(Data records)
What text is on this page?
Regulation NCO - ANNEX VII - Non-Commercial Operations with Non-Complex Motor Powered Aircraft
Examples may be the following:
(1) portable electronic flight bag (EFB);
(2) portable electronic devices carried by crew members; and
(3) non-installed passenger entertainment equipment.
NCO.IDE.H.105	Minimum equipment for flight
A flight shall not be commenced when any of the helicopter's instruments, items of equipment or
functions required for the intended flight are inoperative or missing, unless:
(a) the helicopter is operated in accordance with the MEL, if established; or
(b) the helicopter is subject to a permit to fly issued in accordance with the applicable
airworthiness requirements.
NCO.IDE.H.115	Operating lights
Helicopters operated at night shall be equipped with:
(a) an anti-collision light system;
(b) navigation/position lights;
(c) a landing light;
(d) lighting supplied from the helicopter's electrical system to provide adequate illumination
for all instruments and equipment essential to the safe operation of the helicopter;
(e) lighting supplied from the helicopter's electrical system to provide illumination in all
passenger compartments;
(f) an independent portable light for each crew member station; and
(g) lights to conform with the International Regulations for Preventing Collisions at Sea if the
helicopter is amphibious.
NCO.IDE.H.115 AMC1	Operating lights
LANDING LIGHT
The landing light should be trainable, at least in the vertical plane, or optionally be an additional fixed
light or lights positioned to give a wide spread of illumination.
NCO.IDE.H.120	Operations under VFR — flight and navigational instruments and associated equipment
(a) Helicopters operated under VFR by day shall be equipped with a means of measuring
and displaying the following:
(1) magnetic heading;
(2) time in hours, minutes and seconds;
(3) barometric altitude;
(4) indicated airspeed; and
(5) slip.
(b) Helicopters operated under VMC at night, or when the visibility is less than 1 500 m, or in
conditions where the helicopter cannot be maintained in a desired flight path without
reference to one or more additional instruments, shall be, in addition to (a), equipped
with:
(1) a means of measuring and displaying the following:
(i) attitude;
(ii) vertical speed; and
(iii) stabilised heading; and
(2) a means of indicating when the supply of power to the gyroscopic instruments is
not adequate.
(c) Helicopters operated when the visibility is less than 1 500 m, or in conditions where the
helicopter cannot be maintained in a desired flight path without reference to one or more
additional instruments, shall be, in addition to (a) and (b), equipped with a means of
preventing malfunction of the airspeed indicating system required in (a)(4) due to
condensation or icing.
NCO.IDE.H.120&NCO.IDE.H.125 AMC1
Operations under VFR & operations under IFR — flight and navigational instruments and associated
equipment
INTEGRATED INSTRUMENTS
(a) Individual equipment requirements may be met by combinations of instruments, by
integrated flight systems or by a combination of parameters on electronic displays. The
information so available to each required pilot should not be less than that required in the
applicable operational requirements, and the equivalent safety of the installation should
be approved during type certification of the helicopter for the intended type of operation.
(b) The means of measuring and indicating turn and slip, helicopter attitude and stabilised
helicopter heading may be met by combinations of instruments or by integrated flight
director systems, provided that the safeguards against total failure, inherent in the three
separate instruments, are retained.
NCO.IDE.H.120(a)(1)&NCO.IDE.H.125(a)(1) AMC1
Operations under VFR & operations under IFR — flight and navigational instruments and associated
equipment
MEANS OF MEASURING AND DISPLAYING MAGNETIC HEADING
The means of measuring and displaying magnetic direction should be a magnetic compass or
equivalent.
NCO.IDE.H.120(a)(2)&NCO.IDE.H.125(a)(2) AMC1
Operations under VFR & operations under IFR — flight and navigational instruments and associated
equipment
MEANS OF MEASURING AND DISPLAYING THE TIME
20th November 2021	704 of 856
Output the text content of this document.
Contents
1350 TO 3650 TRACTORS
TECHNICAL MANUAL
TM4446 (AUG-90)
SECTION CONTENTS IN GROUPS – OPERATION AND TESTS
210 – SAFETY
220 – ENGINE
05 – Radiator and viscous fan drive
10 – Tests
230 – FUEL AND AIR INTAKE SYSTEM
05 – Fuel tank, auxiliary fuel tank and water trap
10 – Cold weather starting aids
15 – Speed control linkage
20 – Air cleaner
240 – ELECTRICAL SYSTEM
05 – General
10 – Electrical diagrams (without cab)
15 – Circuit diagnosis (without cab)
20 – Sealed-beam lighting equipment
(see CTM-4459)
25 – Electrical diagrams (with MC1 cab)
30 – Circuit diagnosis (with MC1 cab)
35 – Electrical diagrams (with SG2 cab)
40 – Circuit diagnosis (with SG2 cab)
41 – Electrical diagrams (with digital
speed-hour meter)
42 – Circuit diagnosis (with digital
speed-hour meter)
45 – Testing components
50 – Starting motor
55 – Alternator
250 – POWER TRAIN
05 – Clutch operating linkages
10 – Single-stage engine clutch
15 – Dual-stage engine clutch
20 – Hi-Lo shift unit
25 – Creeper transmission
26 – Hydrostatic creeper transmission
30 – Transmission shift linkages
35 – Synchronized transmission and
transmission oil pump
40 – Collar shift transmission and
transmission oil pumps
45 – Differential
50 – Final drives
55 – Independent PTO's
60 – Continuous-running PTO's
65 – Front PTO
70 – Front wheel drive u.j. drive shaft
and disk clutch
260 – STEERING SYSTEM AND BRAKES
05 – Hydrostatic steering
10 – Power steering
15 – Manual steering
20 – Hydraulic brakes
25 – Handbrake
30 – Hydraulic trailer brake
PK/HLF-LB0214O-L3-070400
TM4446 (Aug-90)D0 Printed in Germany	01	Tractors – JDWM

Problem requirements: Every entry should be printed again exactly as it stands.

Worked solution:
What text is on this page?
Regulation NCO - ANNEX VII - Non-Commercial Operations with Non-Complex Motor Powered Aircraft
Examples may be the following:
(1) portable electronic flight bag (EFB);
(2) portable electronic devices carried by crew members; and
(3) non-installed passenger entertainment equipment.
NCO.IDE.H.105	Minimum equipment for flight
A flight shall not be commenced when any of the helicopter's instruments, items of equipment or
functions required for the intended flight are inoperative or missing, unless:
(a) the helicopter is operated in accordance with the MEL, if established; or
(b) the helicopter is subject to a permit to fly issued in accordance with the applicable
airworthiness requirements.
NCO.IDE.H.115	Operating lights
Helicopters operated at night shall be equipped with:
(a) an anti-collision light system;
(b) navigation/position lights;
(c) a landing light;
(d) lighting supplied from the helicopter's electrical system to provide adequate illumination
for all instruments and equipment essential to the safe operation of the helicopter;
(e) lighting supplied from the helicopter's electrical system to provide illumination in all
passenger compartments;
(f) an independent portable light for each crew member station; and
(g) lights to conform with the International Regulations for Preventing Collisions at Sea if the
helicopter is amphibious.
NCO.IDE.H.115 AMC1	Operating lights
LANDING LIGHT
The landing light should be trainable, at least in the vertical plane, or optionally be an additional fixed
light or lights positioned to give a wide spread of illumination.
NCO.IDE.H.120	Operations under VFR — flight and navigational instruments and associated equipment
(a) Helicopters operated under VFR by day shall be equipped with a means of measuring
and displaying the following:
(1) magnetic heading;
(2) time in hours, minutes and seconds;
(3) barometric altitude;
(4) indicated airspeed; and
(5) slip.
(b) Helicopters operated under VMC at night, or when the visibility is less than 1 500 m, or in
conditions where the helicopter cannot be maintained in a desired flight path without
reference to one or more additional instruments, shall be, in addition to (a), equipped
with:
(1) a means of measuring and displaying the following:
(i) attitude;
(ii) vertical speed; and
(iii) stabilised heading; and
(2) a means of indicating when the supply of power to the gyroscopic instruments is
not adequate.
(c) Helicopters operated when the visibility is less than 1 500 m, or in conditions where the
helicopter cannot be maintained in a desired flight path without reference to one or more
additional instruments, shall be, in addition to (a) and (b), equipped with a means of
preventing malfunction of the airspeed indicating system required in (a)(4) due to
condensation or icing.
NCO.IDE.H.120&NCO.IDE.H.125 AMC1
Operations under VFR & operations under IFR — flight and navigational instruments and associated
equipment
INTEGRATED INSTRUMENTS
(a) Individual equipment requirements may be met by combinations of instruments, by
integrated flight systems or by a combination of parameters on electronic displays. The
information so available to each required pilot should not be less than that required in the
applicable operational requirements, and the equivalent safety of the installation should
be approved during type certification of the helicopter for the intended type of operation.
(b) The means of measuring and indicating turn and slip, helicopter attitude and stabilised
helicopter heading may be met by combinations of instruments or by integrated flight
director systems, provided that the safeguards against total failure, inherent in the three
separate instruments, are retained.
NCO.IDE.H.120(a)(1)&NCO.IDE.H.125(a)(1) AMC1
Operations under VFR & operations under IFR — flight and navigational instruments and associated
equipment
MEANS OF MEASURING AND DISPLAYING MAGNETIC HEADING
The means of measuring and displaying magnetic direction should be a magnetic compass or
equivalent.
NCO.IDE.H.120(a)(2)&NCO.IDE.H.125(a)(2) AMC1
Operations under VFR & operations under IFR — flight and navigational instruments and associated
equipment
MEANS OF MEASURING AND DISPLAYING THE TIME
20th November 2021	704 of 856
Output the text content of this document.
Contents
1350 TO 3650 TRACTORS
TECHNICAL MANUAL
TM4446 (AUG-90)
SECTION CONTENTS IN GROUPS – OPERATION AND TESTS
210 – SAFETY
220 – ENGINE
05 – Radiator and viscous fan drive
10 – Tests
230 – FUEL AND AIR INTAKE SYSTEM
05 – Fuel tank, auxiliary fuel tank and water trap
10 – Cold weather starting aids
15 – Speed control linkage
20 – Air cleaner
240 – ELECTRICAL SYSTEM
05 – General
10 – Electrical diagrams (without cab)
15 – Circuit diagnosis (without cab)
20 – Sealed-beam lighting equipment
(see CTM-4459)
25 – Electrical diagrams (with MC1 cab)
30 – Circuit diagnosis (with MC1 cab)
35 – Electrical diagrams (with SG2 cab)
40 – Circuit diagnosis (with SG2 cab)
41 – Electrical diagrams (with digital
speed-hour meter)
42 – Circuit diagnosis (with digital
speed-hour meter)
45 – Testing components
50 – Starting motor
55 – Alternator
250 – POWER TRAIN
05 – Clutch operating linkages
10 – Single-stage engine clutch
15 – Dual-stage engine clutch
20 – Hi-Lo shift unit
25 – Creeper transmission
26 – Hydrostatic creeper transmission
30 – Transmission shift linkages
35 – Synchronized transmission and
transmission oil pump
40 – Collar shift transmission and
transmission oil pumps
45 – Differential
50 – Final drives
55 – Independent PTO's
60 – Continuous-running PTO's
65 – Front PTO
70 – Front wheel drive u.j. drive shaft
and disk clutch
260 – STEERING SYSTEM AND BRAKES
05 – Hydrostatic steering
10 – Power steering
15 – Manual steering
20 – Hydraulic brakes
25 – Handbrake
30 – Hydraulic trailer brake
PK/HLF-LB0214O-L3-070400
TM4446 (Aug-90)D0 Printed in Germany	01	Tractors – JDWM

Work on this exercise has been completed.